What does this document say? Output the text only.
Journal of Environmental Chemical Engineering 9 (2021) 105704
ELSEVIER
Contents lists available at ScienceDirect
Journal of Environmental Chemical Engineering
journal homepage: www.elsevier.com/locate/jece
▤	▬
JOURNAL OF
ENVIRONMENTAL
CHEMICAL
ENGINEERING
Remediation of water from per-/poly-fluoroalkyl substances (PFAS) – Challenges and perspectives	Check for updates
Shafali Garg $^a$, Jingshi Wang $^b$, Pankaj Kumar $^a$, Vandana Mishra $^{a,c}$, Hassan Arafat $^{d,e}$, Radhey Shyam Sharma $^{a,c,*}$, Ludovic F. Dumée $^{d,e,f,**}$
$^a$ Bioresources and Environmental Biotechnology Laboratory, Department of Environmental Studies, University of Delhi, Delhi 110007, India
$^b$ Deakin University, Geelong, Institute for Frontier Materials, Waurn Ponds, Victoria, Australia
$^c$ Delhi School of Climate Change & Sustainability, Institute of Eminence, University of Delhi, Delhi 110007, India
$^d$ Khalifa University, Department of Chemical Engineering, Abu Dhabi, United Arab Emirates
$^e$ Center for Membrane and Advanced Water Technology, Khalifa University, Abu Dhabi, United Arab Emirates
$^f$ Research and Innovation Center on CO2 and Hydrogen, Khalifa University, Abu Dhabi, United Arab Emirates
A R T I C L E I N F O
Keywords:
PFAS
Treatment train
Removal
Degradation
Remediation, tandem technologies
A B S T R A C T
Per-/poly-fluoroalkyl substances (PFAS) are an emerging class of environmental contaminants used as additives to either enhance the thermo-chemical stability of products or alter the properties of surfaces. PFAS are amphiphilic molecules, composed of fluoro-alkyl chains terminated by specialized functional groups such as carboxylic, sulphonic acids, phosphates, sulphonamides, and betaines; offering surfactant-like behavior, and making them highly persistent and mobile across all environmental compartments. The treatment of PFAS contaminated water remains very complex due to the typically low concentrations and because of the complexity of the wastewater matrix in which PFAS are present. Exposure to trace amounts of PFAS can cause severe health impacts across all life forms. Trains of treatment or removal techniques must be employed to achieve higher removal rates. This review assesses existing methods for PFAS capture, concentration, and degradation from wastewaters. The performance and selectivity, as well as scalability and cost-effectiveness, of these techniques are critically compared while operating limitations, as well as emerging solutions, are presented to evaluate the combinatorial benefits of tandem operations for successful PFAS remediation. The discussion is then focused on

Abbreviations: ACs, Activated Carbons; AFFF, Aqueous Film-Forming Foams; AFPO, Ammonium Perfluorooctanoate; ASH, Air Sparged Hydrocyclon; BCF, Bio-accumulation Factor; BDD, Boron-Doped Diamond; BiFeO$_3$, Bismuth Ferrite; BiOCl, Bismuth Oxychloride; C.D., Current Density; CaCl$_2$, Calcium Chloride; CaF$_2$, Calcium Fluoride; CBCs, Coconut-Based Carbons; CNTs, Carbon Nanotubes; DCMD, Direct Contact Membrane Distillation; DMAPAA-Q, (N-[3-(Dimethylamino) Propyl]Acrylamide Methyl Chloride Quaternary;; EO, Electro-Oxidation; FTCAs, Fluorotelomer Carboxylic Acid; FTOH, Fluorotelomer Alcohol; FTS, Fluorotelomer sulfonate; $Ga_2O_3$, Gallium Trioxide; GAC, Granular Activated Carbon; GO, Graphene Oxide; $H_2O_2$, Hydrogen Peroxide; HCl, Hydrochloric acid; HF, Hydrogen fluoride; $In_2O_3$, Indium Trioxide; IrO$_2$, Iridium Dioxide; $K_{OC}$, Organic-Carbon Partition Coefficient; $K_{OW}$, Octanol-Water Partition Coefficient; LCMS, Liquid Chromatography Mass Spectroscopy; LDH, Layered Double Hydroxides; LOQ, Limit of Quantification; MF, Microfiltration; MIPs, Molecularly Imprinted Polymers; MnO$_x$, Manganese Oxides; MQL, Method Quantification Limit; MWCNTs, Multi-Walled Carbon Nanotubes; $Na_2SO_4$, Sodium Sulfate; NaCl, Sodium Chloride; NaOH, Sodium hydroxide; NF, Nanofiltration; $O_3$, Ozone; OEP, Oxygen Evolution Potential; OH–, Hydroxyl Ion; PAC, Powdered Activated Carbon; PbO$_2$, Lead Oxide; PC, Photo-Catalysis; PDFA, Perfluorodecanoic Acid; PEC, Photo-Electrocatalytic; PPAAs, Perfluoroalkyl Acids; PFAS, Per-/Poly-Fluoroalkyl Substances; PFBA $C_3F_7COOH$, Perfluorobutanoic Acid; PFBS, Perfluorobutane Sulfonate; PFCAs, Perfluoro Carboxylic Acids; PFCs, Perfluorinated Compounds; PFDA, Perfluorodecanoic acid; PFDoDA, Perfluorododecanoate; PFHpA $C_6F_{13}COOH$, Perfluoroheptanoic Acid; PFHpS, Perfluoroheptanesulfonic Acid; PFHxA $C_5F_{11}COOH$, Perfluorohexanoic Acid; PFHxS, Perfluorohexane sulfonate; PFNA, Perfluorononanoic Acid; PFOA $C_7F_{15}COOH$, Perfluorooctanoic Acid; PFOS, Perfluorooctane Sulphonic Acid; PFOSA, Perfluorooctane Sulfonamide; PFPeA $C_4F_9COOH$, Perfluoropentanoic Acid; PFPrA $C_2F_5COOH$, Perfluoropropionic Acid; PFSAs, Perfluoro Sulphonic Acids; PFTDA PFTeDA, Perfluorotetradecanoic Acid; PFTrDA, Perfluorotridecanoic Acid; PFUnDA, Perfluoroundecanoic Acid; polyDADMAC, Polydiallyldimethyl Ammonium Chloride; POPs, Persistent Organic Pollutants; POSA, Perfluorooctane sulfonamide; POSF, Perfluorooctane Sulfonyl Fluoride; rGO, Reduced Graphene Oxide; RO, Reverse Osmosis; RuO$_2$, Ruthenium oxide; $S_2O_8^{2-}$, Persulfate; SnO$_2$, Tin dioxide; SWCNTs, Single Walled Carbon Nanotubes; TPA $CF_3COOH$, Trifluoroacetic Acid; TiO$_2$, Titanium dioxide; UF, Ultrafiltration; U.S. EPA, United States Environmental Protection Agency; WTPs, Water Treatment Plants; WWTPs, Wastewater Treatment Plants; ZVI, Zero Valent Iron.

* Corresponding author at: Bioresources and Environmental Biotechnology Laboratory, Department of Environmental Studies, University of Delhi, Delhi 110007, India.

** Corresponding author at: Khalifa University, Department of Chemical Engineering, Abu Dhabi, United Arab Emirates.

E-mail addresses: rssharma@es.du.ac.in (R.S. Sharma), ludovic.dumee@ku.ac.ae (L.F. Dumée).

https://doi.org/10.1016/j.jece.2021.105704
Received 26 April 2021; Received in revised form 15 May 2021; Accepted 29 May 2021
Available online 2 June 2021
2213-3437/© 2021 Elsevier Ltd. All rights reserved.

•••

In the records shown above, how many lines include the word "Laboratory"? Answer with the number only.

2